* _Stated exercise_: State how many lines of the entries hold the string "heartbreak", and nothing more.
── Data entries ──
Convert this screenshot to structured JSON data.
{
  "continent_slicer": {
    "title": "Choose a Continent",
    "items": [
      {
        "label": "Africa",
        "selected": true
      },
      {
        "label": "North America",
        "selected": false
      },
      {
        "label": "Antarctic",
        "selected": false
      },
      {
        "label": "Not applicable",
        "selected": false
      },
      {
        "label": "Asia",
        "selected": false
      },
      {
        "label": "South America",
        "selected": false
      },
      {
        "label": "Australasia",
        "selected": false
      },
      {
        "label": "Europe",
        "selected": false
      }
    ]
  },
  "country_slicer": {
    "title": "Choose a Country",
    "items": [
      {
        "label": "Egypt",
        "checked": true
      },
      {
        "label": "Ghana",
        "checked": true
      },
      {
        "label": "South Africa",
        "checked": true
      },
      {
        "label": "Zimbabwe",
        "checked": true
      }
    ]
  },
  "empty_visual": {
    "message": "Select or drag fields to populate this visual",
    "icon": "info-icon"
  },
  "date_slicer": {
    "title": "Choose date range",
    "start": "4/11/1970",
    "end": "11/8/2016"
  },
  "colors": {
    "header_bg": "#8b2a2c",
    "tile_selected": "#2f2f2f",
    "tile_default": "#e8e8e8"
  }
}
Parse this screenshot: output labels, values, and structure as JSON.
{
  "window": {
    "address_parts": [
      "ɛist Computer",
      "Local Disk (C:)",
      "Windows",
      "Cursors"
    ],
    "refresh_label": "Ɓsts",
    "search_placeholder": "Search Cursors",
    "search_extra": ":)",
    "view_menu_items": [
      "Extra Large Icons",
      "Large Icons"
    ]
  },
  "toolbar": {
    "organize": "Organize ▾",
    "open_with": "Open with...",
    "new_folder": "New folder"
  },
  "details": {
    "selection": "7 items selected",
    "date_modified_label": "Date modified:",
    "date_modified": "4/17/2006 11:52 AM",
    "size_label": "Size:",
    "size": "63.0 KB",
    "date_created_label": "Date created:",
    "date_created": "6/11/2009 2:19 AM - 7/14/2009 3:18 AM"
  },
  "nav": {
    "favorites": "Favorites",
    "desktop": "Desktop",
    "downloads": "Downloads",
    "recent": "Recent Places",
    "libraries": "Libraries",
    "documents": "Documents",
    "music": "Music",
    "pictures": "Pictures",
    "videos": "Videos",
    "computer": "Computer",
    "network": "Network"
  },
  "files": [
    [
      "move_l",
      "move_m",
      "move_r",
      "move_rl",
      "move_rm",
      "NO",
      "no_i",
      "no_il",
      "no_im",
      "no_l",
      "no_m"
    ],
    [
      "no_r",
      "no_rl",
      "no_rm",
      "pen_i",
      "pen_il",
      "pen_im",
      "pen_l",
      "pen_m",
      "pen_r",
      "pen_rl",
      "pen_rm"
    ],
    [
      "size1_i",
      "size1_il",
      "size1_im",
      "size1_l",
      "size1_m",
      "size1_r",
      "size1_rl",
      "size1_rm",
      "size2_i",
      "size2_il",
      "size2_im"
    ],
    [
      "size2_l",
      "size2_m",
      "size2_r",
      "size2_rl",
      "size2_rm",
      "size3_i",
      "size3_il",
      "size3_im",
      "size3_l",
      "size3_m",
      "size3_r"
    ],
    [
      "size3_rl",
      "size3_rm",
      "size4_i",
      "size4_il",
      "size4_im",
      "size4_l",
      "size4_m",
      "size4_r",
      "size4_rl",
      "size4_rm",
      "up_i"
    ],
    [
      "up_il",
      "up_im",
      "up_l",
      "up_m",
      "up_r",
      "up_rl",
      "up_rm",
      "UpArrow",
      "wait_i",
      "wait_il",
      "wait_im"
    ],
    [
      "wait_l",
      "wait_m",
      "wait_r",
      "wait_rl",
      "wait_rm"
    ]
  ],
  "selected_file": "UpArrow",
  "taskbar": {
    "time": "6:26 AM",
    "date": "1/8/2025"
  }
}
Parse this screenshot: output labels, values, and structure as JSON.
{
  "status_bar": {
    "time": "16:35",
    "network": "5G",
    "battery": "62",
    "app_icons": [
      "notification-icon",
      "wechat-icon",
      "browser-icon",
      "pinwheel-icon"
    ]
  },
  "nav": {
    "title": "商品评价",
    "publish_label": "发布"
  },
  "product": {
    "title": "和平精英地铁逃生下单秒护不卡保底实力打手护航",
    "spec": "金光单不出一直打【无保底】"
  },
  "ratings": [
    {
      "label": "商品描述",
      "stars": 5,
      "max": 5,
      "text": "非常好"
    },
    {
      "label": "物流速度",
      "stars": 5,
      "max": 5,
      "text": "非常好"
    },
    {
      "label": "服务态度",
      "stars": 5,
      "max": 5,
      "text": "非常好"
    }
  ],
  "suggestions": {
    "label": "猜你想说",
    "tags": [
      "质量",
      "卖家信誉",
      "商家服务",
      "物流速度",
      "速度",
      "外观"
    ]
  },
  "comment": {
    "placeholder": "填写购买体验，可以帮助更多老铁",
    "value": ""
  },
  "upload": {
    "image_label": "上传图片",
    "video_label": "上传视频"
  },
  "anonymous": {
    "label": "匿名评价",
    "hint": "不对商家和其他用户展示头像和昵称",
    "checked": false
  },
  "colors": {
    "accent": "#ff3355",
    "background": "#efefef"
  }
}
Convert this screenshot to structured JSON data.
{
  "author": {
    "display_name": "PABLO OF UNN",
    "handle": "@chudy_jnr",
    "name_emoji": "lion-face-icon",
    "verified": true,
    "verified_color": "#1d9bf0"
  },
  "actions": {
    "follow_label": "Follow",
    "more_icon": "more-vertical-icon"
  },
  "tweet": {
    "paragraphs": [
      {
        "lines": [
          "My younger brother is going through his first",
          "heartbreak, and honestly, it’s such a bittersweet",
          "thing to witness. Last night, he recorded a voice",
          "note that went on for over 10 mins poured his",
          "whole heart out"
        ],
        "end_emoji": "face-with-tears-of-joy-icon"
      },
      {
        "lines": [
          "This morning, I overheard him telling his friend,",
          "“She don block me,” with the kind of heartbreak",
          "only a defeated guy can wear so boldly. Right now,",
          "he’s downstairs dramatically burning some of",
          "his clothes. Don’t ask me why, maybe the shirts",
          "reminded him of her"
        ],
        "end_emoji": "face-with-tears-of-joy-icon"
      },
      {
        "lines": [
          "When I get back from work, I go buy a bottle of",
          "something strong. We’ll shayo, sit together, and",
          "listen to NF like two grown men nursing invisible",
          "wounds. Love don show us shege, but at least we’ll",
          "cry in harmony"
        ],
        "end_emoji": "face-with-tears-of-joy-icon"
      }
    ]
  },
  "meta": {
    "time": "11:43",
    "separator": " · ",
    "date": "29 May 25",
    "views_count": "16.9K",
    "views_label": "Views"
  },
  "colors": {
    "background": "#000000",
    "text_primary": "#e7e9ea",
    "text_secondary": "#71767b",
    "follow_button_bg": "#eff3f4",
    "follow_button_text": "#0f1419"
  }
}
───
* _Result_: 2